■ PROBLEM REQUIREMENTS
Rewrite the rows from the first line through the line containing "data-point-avastin xyxy=(538,220,548,230)", both included, swapping every "legend-item" for "legend-entry" and leaving all else untouched.

■ INFORMATION PROVIDED
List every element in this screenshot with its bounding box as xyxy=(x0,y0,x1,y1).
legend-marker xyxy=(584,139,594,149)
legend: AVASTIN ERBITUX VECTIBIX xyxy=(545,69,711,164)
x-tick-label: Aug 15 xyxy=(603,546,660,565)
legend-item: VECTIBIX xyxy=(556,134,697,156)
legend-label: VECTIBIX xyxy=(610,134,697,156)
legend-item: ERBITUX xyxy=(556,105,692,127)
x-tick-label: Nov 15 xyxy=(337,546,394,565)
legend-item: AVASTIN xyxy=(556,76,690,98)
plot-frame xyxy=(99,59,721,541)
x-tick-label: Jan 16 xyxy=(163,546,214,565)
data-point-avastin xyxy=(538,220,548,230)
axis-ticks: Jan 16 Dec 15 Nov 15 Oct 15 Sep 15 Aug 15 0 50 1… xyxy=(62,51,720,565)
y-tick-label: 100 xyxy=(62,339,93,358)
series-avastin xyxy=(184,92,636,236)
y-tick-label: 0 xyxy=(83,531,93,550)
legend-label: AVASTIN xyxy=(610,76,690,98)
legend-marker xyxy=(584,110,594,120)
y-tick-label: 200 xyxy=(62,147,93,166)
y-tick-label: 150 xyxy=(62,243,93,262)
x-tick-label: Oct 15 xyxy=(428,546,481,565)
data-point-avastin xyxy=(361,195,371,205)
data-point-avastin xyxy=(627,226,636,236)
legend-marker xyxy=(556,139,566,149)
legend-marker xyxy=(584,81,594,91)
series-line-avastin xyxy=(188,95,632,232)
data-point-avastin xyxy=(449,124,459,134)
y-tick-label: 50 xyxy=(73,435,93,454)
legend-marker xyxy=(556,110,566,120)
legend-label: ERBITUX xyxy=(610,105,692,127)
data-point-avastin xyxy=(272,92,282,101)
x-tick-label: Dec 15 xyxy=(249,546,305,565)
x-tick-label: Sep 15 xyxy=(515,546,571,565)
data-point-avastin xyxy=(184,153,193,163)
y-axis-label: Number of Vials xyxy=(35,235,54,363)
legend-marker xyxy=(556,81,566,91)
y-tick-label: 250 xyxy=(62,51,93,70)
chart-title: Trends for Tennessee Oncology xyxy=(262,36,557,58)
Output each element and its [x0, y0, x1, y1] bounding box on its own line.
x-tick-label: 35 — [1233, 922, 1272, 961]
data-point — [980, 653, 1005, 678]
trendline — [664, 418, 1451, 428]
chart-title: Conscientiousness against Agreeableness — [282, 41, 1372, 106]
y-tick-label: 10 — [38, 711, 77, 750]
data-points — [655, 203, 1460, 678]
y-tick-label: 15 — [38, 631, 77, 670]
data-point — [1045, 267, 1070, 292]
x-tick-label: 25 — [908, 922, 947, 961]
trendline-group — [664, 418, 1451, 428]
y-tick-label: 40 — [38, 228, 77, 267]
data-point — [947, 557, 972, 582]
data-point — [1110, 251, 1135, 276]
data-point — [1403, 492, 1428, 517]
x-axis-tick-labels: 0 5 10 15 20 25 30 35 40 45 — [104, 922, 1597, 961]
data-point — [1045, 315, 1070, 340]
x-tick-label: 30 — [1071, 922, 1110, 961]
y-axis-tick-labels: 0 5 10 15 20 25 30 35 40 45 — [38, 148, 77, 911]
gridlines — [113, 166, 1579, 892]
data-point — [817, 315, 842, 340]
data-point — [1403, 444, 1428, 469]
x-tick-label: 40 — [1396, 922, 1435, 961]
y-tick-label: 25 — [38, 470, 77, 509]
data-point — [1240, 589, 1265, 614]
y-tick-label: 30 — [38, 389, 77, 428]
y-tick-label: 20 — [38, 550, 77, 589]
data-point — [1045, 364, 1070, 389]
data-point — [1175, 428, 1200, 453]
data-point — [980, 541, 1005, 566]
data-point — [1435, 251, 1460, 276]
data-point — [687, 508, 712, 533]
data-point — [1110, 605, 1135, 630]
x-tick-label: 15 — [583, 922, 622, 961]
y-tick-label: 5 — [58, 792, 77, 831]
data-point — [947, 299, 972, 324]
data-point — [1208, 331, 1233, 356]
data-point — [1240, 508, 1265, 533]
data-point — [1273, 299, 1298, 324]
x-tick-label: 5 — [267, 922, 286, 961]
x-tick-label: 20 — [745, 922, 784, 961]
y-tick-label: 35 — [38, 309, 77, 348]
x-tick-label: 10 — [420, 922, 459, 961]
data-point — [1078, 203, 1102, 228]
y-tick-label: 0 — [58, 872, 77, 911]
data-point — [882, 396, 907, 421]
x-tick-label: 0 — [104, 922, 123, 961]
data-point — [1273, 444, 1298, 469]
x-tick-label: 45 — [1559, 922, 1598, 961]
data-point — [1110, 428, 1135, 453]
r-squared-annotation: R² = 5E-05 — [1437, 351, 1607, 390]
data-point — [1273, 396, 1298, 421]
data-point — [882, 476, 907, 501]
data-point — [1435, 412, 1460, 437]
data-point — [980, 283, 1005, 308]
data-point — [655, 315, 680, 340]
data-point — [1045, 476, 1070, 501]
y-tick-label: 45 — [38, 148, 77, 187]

■ TASK RESPONSE
List every element in this screenshot with its bounding box as xyxy=(x0,y0,x1,y1).
legend-marker xyxy=(584,139,594,149)
legend: AVASTIN ERBITUX VECTIBIX xyxy=(545,69,711,164)
x-tick-label: Aug 15 xyxy=(603,546,660,565)
legend-entry: VECTIBIX xyxy=(556,134,697,156)
legend-label: VECTIBIX xyxy=(610,134,697,156)
legend-entry: ERBITUX xyxy=(556,105,692,127)
x-tick-label: Nov 15 xyxy=(337,546,394,565)
legend-entry: AVASTIN xyxy=(556,76,690,98)
plot-frame xyxy=(99,59,721,541)
x-tick-label: Jan 16 xyxy=(163,546,214,565)
data-point-avastin xyxy=(538,220,548,230)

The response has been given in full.